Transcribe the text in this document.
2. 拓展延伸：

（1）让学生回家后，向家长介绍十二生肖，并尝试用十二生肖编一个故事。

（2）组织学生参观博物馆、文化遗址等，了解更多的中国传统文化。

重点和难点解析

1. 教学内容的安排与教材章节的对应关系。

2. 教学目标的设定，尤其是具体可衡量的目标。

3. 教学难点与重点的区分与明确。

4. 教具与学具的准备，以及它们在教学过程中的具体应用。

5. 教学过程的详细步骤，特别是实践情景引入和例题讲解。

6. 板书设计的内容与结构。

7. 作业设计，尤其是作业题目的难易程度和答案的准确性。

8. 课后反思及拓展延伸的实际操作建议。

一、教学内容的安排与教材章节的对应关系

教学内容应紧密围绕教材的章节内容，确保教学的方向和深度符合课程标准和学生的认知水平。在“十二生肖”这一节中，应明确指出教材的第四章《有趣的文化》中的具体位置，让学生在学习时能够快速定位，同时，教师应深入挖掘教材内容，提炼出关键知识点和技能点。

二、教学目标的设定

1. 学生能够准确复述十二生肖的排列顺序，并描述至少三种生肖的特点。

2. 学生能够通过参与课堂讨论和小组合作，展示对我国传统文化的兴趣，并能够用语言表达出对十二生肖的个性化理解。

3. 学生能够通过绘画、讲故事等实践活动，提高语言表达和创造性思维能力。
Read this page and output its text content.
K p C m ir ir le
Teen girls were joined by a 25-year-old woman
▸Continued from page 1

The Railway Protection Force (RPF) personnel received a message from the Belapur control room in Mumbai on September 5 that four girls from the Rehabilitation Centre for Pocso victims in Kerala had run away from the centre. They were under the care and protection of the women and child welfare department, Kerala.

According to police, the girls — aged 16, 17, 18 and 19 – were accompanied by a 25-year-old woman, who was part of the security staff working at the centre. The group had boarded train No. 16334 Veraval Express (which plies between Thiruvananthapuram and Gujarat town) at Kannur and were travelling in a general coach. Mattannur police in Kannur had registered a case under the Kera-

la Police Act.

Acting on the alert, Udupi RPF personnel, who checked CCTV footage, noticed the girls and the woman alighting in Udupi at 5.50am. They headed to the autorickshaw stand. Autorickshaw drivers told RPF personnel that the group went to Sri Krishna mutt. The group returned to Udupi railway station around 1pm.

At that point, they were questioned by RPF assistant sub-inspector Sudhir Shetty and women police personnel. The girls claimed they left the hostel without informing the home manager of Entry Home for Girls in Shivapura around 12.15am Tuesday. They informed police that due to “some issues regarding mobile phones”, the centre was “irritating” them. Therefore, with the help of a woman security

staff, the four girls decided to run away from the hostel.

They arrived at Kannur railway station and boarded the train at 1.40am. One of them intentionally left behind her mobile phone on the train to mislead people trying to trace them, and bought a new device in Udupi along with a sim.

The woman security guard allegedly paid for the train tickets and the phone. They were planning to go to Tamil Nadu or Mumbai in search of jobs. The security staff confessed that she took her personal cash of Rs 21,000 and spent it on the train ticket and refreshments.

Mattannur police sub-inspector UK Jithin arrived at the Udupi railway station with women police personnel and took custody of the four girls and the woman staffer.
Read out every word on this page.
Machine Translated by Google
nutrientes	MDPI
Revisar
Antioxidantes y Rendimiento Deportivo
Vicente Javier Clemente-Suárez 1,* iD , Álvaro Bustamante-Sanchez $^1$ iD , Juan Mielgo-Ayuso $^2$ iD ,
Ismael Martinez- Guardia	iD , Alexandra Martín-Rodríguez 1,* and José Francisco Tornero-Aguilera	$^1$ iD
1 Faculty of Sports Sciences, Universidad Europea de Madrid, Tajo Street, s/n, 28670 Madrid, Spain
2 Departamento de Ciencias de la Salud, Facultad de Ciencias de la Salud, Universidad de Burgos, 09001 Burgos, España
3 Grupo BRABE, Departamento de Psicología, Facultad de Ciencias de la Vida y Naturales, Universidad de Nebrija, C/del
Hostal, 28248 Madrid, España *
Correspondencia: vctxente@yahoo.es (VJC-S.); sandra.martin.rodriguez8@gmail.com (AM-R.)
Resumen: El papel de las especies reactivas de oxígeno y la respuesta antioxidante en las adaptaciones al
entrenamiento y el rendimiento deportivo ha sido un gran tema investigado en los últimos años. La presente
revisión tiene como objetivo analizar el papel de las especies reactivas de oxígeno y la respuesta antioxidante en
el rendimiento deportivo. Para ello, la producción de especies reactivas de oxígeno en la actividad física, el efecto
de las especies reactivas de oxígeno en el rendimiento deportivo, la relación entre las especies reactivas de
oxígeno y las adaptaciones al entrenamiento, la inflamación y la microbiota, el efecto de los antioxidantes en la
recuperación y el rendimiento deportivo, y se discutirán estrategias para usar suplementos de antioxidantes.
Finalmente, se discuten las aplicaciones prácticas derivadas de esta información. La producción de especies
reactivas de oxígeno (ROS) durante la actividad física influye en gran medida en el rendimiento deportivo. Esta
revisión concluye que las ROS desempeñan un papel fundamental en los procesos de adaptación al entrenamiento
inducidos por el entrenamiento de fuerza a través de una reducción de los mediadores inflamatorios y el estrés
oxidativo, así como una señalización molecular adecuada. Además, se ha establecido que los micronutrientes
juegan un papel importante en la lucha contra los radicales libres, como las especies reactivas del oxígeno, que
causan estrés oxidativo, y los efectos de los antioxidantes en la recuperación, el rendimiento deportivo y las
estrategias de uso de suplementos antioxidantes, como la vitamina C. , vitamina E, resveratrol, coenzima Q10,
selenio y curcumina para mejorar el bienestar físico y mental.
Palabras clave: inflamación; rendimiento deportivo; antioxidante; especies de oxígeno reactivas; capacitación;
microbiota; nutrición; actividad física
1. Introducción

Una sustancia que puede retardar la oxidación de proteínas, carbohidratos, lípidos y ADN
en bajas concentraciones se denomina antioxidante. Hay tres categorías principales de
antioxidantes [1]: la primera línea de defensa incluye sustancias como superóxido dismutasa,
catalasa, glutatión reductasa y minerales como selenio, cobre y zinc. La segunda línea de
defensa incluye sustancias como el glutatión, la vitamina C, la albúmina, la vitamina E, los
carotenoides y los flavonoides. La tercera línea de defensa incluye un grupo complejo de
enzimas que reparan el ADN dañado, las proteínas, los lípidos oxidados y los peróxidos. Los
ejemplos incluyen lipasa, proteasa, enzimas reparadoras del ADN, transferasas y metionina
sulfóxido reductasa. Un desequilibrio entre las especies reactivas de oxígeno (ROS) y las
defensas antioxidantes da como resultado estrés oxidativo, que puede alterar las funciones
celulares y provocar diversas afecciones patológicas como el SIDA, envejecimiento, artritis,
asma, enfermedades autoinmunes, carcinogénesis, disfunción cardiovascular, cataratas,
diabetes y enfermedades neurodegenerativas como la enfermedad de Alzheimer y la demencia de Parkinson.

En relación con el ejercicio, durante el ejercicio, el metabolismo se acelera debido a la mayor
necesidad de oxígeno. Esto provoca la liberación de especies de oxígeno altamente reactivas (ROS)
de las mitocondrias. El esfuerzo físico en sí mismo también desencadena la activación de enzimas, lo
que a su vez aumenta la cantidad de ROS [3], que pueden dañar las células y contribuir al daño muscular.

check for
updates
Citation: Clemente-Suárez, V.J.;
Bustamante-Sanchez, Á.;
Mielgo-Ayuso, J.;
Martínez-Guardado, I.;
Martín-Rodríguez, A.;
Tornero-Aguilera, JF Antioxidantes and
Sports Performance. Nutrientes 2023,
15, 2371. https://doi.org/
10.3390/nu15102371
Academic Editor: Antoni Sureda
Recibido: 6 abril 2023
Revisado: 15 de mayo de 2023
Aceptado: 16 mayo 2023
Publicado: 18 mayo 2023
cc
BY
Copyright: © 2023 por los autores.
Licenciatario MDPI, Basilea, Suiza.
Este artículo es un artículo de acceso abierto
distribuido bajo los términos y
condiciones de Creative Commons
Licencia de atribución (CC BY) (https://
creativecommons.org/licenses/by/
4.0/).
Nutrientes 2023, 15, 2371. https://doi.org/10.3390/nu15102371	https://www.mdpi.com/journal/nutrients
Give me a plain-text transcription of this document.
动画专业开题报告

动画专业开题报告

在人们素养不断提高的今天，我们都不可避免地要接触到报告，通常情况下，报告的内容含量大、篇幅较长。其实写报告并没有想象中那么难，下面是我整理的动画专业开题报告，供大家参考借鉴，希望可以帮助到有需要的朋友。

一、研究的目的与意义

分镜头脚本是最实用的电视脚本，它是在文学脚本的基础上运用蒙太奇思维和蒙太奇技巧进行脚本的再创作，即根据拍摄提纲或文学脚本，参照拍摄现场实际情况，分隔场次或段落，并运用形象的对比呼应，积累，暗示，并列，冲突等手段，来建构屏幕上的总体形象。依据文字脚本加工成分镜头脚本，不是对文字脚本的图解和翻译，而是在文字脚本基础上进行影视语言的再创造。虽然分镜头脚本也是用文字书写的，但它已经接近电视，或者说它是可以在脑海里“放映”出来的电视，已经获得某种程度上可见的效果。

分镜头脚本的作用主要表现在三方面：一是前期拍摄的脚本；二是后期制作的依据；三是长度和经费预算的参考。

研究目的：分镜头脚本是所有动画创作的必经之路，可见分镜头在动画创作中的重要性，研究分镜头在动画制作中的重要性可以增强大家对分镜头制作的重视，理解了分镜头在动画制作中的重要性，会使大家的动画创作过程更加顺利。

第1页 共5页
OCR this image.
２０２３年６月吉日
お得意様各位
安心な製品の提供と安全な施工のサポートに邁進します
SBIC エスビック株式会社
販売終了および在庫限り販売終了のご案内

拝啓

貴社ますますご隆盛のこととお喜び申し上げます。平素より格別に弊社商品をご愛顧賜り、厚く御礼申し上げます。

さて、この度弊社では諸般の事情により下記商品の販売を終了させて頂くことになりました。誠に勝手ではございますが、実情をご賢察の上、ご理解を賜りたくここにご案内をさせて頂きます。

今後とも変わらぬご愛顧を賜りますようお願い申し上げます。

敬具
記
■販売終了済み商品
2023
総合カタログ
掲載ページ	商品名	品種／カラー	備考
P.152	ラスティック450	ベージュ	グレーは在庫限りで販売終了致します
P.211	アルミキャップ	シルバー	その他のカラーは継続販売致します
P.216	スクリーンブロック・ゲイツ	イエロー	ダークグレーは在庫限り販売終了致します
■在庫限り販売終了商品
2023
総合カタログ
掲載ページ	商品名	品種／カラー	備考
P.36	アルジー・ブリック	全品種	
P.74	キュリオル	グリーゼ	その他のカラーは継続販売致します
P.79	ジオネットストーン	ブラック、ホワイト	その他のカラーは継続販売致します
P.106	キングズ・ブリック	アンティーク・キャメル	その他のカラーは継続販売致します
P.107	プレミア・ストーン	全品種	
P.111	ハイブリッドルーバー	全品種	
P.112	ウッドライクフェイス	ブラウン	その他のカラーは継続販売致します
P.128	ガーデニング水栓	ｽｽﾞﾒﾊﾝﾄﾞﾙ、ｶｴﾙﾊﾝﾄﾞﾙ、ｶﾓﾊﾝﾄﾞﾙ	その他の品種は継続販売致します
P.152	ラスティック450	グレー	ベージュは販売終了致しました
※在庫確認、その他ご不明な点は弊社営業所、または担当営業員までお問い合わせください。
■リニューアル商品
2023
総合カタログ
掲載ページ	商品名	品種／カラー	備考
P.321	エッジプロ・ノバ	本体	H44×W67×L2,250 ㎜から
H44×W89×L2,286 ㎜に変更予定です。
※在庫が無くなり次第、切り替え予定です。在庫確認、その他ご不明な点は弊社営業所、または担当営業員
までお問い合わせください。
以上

• WHAT THE EXERCISE ASKS
Could you give again exactly the lines from the line containing "OCR this image." through the final line of the data above, and no others?

• THE ANSWER
OCR this image.
２０２３年６月吉日
お得意様各位
安心な製品の提供と安全な施工のサポートに邁進します
SBIC エスビック株式会社
販売終了および在庫限り販売終了のご案内

拝啓

貴社ますますご隆盛のこととお喜び申し上げます。平素より格別に弊社商品をご愛顧賜り、厚く御礼申し上げます。

さて、この度弊社では諸般の事情により下記商品の販売を終了させて頂くことになりました。誠に勝手ではございますが、実情をご賢察の上、ご理解を賜りたくここにご案内をさせて頂きます。

今後とも変わらぬご愛顧を賜りますようお願い申し上げます。

敬具
記
■販売終了済み商品
2023
総合カタログ
掲載ページ	商品名	品種／カラー	備考
P.152	ラスティック450	ベージュ	グレーは在庫限りで販売終了致します
P.211	アルミキャップ	シルバー	その他のカラーは継続販売致します
P.216	スクリーンブロック・ゲイツ	イエロー	ダークグレーは在庫限り販売終了致します
■在庫限り販売終了商品
2023
総合カタログ
掲載ページ	商品名	品種／カラー	備考
P.36	アルジー・ブリック	全品種	
P.74	キュリオル	グリーゼ	その他のカラーは継続販売致します
P.79	ジオネットストーン	ブラック、ホワイト	その他のカラーは継続販売致します
P.106	キングズ・ブリック	アンティーク・キャメル	その他のカラーは継続販売致します
P.107	プレミア・ストーン	全品種	
P.111	ハイブリッドルーバー	全品種	
P.112	ウッドライクフェイス	ブラウン	その他のカラーは継続販売致します
P.128	ガーデニング水栓	ｽｽﾞﾒﾊﾝﾄﾞﾙ、ｶｴﾙﾊﾝﾄﾞﾙ、ｶﾓﾊﾝﾄﾞﾙ	その他の品種は継続販売致します
P.152	ラスティック450	グレー	ベージュは販売終了致しました
※在庫確認、その他ご不明な点は弊社営業所、または担当営業員までお問い合わせください。
■リニューアル商品
2023
総合カタログ
掲載ページ	商品名	品種／カラー	備考
P.321	エッジプロ・ノバ	本体	H44×W67×L2,250 ㎜から
H44×W89×L2,286 ㎜に変更予定です。
※在庫が無くなり次第、切り替え予定です。在庫確認、その他ご不明な点は弊社営業所、または担当営業員
までお問い合わせください。
以上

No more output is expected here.